▶ [TASK INPUTS]
* BEGIN *
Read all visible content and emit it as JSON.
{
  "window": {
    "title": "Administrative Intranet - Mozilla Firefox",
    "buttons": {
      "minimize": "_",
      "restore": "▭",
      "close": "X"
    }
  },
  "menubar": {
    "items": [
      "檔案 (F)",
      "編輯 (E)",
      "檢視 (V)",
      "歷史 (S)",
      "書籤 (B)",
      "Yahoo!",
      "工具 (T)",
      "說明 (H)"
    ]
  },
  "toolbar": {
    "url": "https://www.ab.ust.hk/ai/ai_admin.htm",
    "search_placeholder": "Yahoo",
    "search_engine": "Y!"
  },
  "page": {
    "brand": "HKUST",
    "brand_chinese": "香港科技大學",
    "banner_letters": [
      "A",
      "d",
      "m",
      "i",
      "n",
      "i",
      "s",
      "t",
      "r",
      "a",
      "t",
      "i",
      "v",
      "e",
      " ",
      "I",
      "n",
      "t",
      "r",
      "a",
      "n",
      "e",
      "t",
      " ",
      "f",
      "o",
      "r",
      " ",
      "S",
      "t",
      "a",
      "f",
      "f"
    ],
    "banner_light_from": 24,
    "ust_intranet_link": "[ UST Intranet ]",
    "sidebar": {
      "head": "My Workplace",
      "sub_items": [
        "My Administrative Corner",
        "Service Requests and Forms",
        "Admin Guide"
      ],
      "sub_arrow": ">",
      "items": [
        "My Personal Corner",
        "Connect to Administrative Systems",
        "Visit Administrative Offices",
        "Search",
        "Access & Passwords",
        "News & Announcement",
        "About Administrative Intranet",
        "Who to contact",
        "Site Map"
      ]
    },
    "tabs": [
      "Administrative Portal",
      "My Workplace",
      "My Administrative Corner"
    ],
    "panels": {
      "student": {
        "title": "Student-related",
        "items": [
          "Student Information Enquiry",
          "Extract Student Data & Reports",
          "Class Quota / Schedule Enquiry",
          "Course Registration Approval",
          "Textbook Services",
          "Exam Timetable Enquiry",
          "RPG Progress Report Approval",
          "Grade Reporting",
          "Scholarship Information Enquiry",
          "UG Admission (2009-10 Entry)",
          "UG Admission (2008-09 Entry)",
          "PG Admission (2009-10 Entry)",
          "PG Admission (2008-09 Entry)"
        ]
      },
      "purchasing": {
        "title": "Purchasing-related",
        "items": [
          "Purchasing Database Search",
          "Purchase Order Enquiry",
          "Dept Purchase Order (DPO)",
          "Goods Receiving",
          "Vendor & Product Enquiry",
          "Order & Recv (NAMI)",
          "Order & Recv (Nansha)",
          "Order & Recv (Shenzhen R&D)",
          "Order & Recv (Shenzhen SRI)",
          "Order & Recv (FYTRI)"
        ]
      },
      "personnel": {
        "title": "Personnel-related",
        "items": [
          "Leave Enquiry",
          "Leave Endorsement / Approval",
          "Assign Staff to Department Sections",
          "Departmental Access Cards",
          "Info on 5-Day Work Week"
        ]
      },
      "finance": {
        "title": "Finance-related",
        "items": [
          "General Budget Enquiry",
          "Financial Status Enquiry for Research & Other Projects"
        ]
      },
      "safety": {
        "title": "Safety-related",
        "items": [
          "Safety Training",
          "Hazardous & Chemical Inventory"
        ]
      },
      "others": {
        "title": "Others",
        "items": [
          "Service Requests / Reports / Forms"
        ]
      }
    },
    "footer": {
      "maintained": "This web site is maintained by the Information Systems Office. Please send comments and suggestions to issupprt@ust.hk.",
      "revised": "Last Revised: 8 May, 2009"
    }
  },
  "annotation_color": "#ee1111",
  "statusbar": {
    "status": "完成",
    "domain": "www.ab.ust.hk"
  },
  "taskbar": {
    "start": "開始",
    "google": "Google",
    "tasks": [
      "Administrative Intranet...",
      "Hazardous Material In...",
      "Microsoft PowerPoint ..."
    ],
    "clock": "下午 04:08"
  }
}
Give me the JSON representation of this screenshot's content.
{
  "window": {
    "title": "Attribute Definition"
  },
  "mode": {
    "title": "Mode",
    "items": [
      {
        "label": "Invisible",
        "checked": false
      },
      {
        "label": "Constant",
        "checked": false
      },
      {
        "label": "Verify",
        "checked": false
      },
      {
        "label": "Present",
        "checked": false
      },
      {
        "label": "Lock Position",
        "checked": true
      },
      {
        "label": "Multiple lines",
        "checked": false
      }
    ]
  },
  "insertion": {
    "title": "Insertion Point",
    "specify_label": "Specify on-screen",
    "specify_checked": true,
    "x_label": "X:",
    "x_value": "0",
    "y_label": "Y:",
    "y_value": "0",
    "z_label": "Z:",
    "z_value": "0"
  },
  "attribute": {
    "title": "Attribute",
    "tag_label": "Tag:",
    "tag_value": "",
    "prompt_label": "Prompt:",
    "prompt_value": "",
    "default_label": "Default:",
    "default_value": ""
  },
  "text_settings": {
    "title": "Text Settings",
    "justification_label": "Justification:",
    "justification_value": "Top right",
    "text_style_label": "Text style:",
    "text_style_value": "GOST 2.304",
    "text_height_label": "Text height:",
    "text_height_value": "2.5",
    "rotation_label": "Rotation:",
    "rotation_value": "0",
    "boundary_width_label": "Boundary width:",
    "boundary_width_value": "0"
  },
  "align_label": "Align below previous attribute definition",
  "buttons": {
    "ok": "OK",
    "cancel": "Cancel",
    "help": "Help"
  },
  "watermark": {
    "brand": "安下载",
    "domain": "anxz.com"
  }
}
* END *
▶ [WHAT THE EXERCISE ASKS] Of the lines above, copy each that contains "Access".

▶ [TASK RESPONSE]
        "Access & Passwords",
          "Departmental Access Cards",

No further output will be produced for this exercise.